> Aim of the exercise
Give the listing again character for character, but drop the images.

○ ○ ○ ○ ○

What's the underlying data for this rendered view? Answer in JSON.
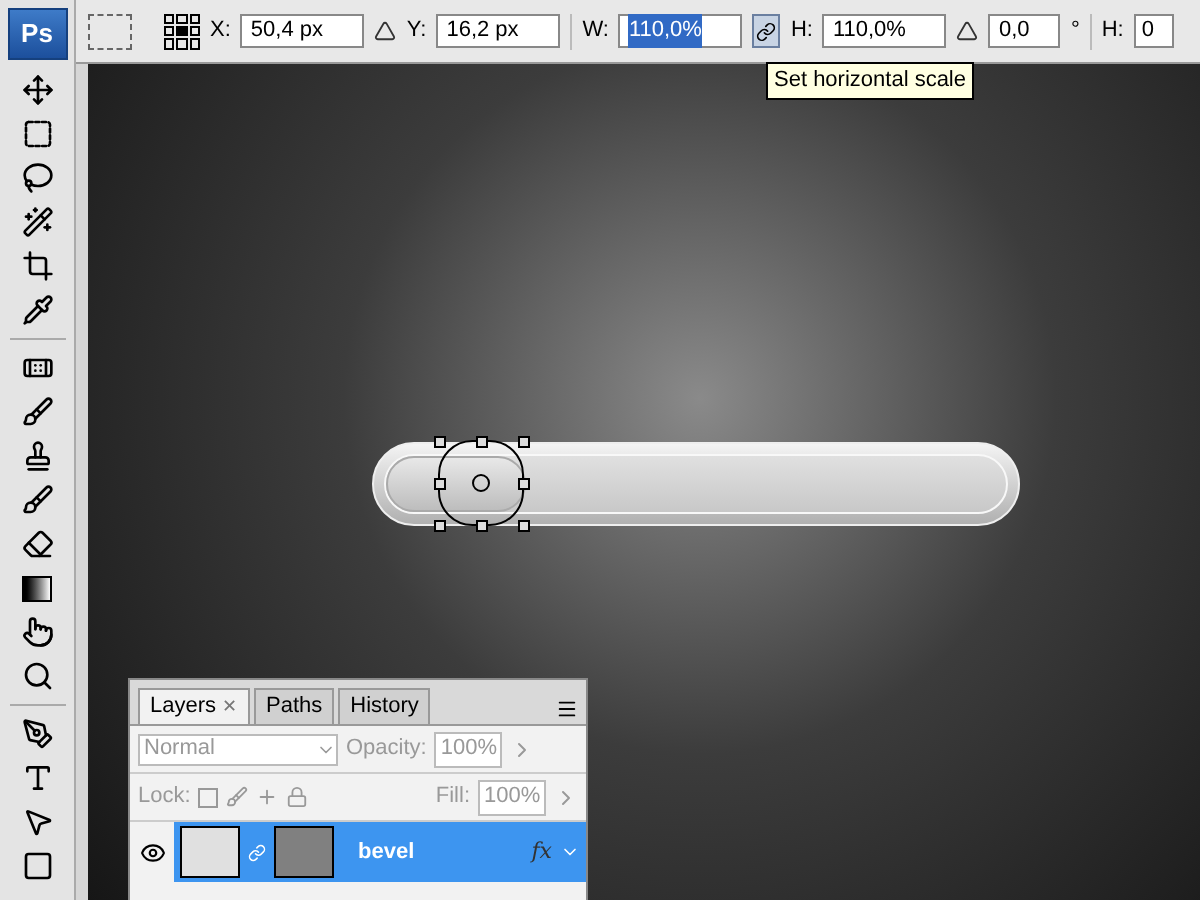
{
  "app_logo": "Ps",
  "options_bar": {
    "fields": [
      {
        "label": "X:",
        "value": "50,4 px",
        "highlighted": false
      },
      {
        "label": "Y:",
        "value": "16,2 px",
        "highlighted": false
      },
      {
        "label": "W:",
        "value": "110,0%",
        "highlighted": true
      },
      {
        "label": "H:",
        "value": "110,0%",
        "highlighted": false
      },
      {
        "value": "0,0",
        "highlighted": false
      }
    ],
    "degree_sign": "°",
    "cut_label": "H:",
    "cut_value": "0",
    "tooltip": "Set horizontal scale"
  },
  "layers_panel": {
    "tab_close": "✕",
    "tabs": [
      {
        "label": "Layers",
        "selected": true
      },
      {
        "label": "Paths",
        "selected": false
      },
      {
        "label": "History",
        "selected": false
      }
    ],
    "blend_mode": "Normal",
    "opacity_label": "Opacity:",
    "opacity": "100%",
    "lock_label": "Lock:",
    "fill_label": "Fill:",
    "fill": "100%",
    "layers": [
      {
        "name": "bevel",
        "selected": true,
        "visible": true,
        "effects": "fx"
      }
    ]
  }
}
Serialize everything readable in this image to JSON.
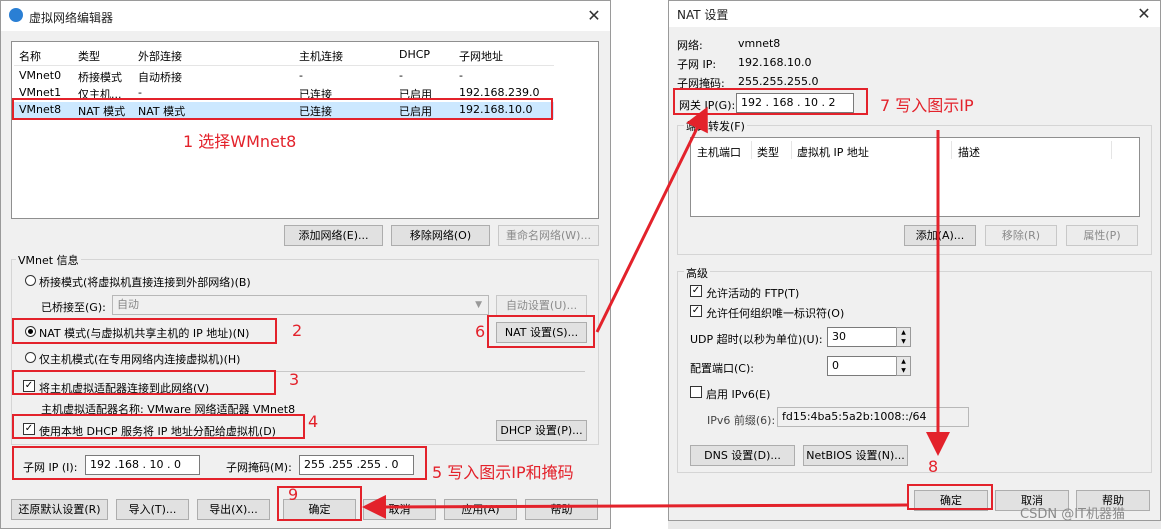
{
  "vne": {
    "title": "虚拟网络编辑器",
    "table": {
      "headers": [
        "名称",
        "类型",
        "外部连接",
        "主机连接",
        "DHCP",
        "子网地址"
      ],
      "rows": [
        [
          "VMnet0",
          "桥接模式",
          "自动桥接",
          "-",
          "-",
          "-"
        ],
        [
          "VMnet1",
          "仅主机...",
          "-",
          "已连接",
          "已启用",
          "192.168.239.0"
        ],
        [
          "VMnet8",
          "NAT 模式",
          "NAT 模式",
          "已连接",
          "已启用",
          "192.168.10.0"
        ]
      ]
    },
    "buttons": {
      "add_network": "添加网络(E)...",
      "remove_network": "移除网络(O)",
      "rename_network": "重命名网络(W)..."
    },
    "vmnet_info_label": "VMnet 信息",
    "bridge_mode": "桥接模式(将虚拟机直接连接到外部网络)(B)",
    "bridged_to_label": "已桥接至(G):",
    "bridged_to_value": "自动",
    "auto_settings": "自动设置(U)...",
    "nat_mode": "NAT 模式(与虚拟机共享主机的 IP 地址)(N)",
    "nat_settings": "NAT 设置(S)...",
    "host_only": "仅主机模式(在专用网络内连接虚拟机)(H)",
    "connect_adapter": "将主机虚拟适配器连接到此网络(V)",
    "adapter_name_label": "主机虚拟适配器名称: VMware 网络适配器 VMnet8",
    "use_dhcp": "使用本地 DHCP 服务将 IP 地址分配给虚拟机(D)",
    "dhcp_settings": "DHCP 设置(P)...",
    "subnet_ip_label": "子网 IP (I):",
    "subnet_ip": "192 .168 . 10 .  0",
    "subnet_mask_label": "子网掩码(M):",
    "subnet_mask": "255 .255 .255 .  0",
    "bottom_buttons": {
      "restore": "还原默认设置(R)",
      "import": "导入(T)...",
      "export": "导出(X)...",
      "ok": "确定",
      "cancel": "取消",
      "apply": "应用(A)",
      "help": "帮助"
    }
  },
  "nat": {
    "title": "NAT 设置",
    "network_label": "网络:",
    "network_value": "vmnet8",
    "subnet_ip_label": "子网 IP:",
    "subnet_ip_value": "192.168.10.0",
    "subnet_mask_label": "子网掩码:",
    "subnet_mask_value": "255.255.255.0",
    "gateway_label": "网关 IP(G):",
    "gateway_value": "192 . 168 . 10  .  2",
    "port_forward_label": "端口转发(F)",
    "pf_headers": [
      "主机端口",
      "类型",
      "虚拟机 IP 地址",
      "描述"
    ],
    "pf_buttons": {
      "add": "添加(A)...",
      "remove": "移除(R)",
      "properties": "属性(P)"
    },
    "advanced_label": "高级",
    "allow_ftp": "允许活动的 FTP(T)",
    "allow_uid": "允许任何组织唯一标识符(O)",
    "udp_timeout_label": "UDP 超时(以秒为单位)(U):",
    "udp_timeout_value": "30",
    "config_port_label": "配置端口(C):",
    "config_port_value": "0",
    "enable_ipv6": "启用 IPv6(E)",
    "ipv6_prefix_label": "IPv6 前缀(6):",
    "ipv6_prefix_value": "fd15:4ba5:5a2b:1008::/64",
    "dns_settings": "DNS 设置(D)...",
    "netbios_settings": "NetBIOS 设置(N)...",
    "ok": "确定",
    "cancel": "取消",
    "help": "帮助"
  },
  "annotations": {
    "a1": "1 选择WMnet8",
    "a2": "2",
    "a3": "3",
    "a4": "4",
    "a5": "5 写入图示IP和掩码",
    "a6": "6",
    "a7": "7 写入图示IP",
    "a8": "8",
    "a9": "9"
  },
  "watermark": "CSDN @IT机器猫",
  "colors": {
    "annotation_red": "#e3222b",
    "selected_row": "#cce8ff"
  }
}
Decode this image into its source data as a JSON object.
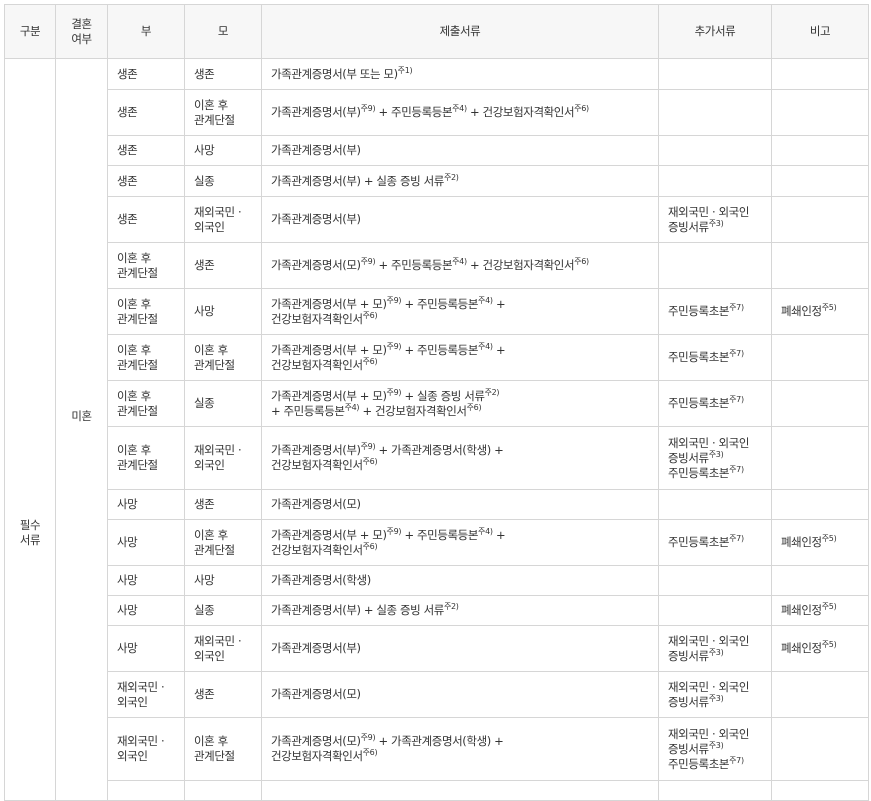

○ ○ ○ ○ ○

> Full response
What's the underlying data for this rendered view? Answer in JSON.
{
  "app_logo": "Ps",
  "options_bar": {
    "fields": [
      {
        "label": "X:",
        "value": "50,4 px",
        "highlighted": false
      },
      {
        "label": "Y:",
        "value": "16,2 px",
        "highlighted": false
      },
      {
        "label": "W:",
        "value": "110,0%",
        "highlighted": true
      },
      {
        "label": "H:",
        "value": "110,0%",
        "highlighted": false
      },
      {
        "value": "0,0",
        "highlighted": false
      }
    ],
    "degree_sign": "°",
    "cut_label": "H:",
    "cut_value": "0",
    "tooltip": "Set horizontal scale"
  },
  "layers_panel": {
    "tab_close": "✕",
    "tabs": [
      {
        "label": "Layers",
        "selected": true
      },
      {
        "label": "Paths",
        "selected": false
      },
      {
        "label": "History",
        "selected": false
      }
    ],
    "blend_mode": "Normal",
    "opacity_label": "Opacity:",
    "opacity": "100%",
    "lock_label": "Lock:",
    "fill_label": "Fill:",
    "fill": "100%",
    "layers": [
      {
        "name": "bevel",
        "selected": true,
        "visible": true,
        "effects": "fx"
      }
    ]
  }
}
Serialize everything readable in this image to JSON.
{
  "vne": {
    "title": "虚拟网络编辑器",
    "table": {
      "headers": [
        "名称",
        "类型",
        "外部连接",
        "主机连接",
        "DHCP",
        "子网地址"
      ],
      "rows": [
        [
          "VMnet0",
          "桥接模式",
          "自动桥接",
          "-",
          "-",
          "-"
        ],
        [
          "VMnet1",
          "仅主机...",
          "-",
          "已连接",
          "已启用",
          "192.168.239.0"
        ],
        [
          "VMnet8",
          "NAT 模式",
          "NAT 模式",
          "已连接",
          "已启用",
          "192.168.10.0"
        ]
      ]
    },
    "buttons": {
      "add_network": "添加网络(E)...",
      "remove_network": "移除网络(O)",
      "rename_network": "重命名网络(W)..."
    },
    "vmnet_info_label": "VMnet 信息",
    "bridge_mode": "桥接模式(将虚拟机直接连接到外部网络)(B)",
    "bridged_to_label": "已桥接至(G):",
    "bridged_to_value": "自动",
    "auto_settings": "自动设置(U)...",
    "nat_mode": "NAT 模式(与虚拟机共享主机的 IP 地址)(N)",
    "nat_settings": "NAT 设置(S)...",
    "host_only": "仅主机模式(在专用网络内连接虚拟机)(H)",
    "connect_adapter": "将主机虚拟适配器连接到此网络(V)",
    "adapter_name_label": "主机虚拟适配器名称: VMware 网络适配器 VMnet8",
    "use_dhcp": "使用本地 DHCP 服务将 IP 地址分配给虚拟机(D)",
    "dhcp_settings": "DHCP 设置(P)...",
    "subnet_ip_label": "子网 IP (I):",
    "subnet_ip": "192 .168 . 10 .  0",
    "subnet_mask_label": "子网掩码(M):",
    "subnet_mask": "255 .255 .255 .  0",
    "bottom_buttons": {
      "restore": "还原默认设置(R)",
      "import": "导入(T)...",
      "export": "导出(X)...",
      "ok": "确定",
      "cancel": "取消",
      "apply": "应用(A)",
      "help": "帮助"
    }
  },
  "nat": {
    "title": "NAT 设置",
    "network_label": "网络:",
    "network_value": "vmnet8",
    "subnet_ip_label": "子网 IP:",
    "subnet_ip_value": "192.168.10.0",
    "subnet_mask_label": "子网掩码:",
    "subnet_mask_value": "255.255.255.0",
    "gateway_label": "网关 IP(G):",
    "gateway_value": "192 . 168 . 10  .  2",
    "port_forward_label": "端口转发(F)",
    "pf_headers": [
      "主机端口",
      "类型",
      "虚拟机 IP 地址",
      "描述"
    ],
    "pf_buttons": {
      "add": "添加(A)...",
      "remove": "移除(R)",
      "properties": "属性(P)"
    },
    "advanced_label": "高级",
    "allow_ftp": "允许活动的 FTP(T)",
    "allow_uid": "允许任何组织唯一标识符(O)",
    "udp_timeout_label": "UDP 超时(以秒为单位)(U):",
    "udp_timeout_value": "30",
    "config_port_label": "配置端口(C):",
    "config_port_value": "0",
    "enable_ipv6": "启用 IPv6(E)",
    "ipv6_prefix_label": "IPv6 前缀(6):",
    "ipv6_prefix_value": "fd15:4ba5:5a2b:1008::/64",
    "dns_settings": "DNS 设置(D)...",
    "netbios_settings": "NetBIOS 设置(N)...",
    "ok": "确定",
    "cancel": "取消",
    "help": "帮助"
  },
  "annotations": {
    "a1": "1 选择WMnet8",
    "a2": "2",
    "a3": "3",
    "a4": "4",
    "a5": "5 写入图示IP和掩码",
    "a6": "6",
    "a7": "7 写入图示IP",
    "a8": "8",
    "a9": "9"
  },
  "watermark": "CSDN @IT机器猫",
  "colors": {
    "annotation_red": "#e3222b",
    "selected_row": "#cce8ff"
  }
}
Decode this image into its source data as a JSON object.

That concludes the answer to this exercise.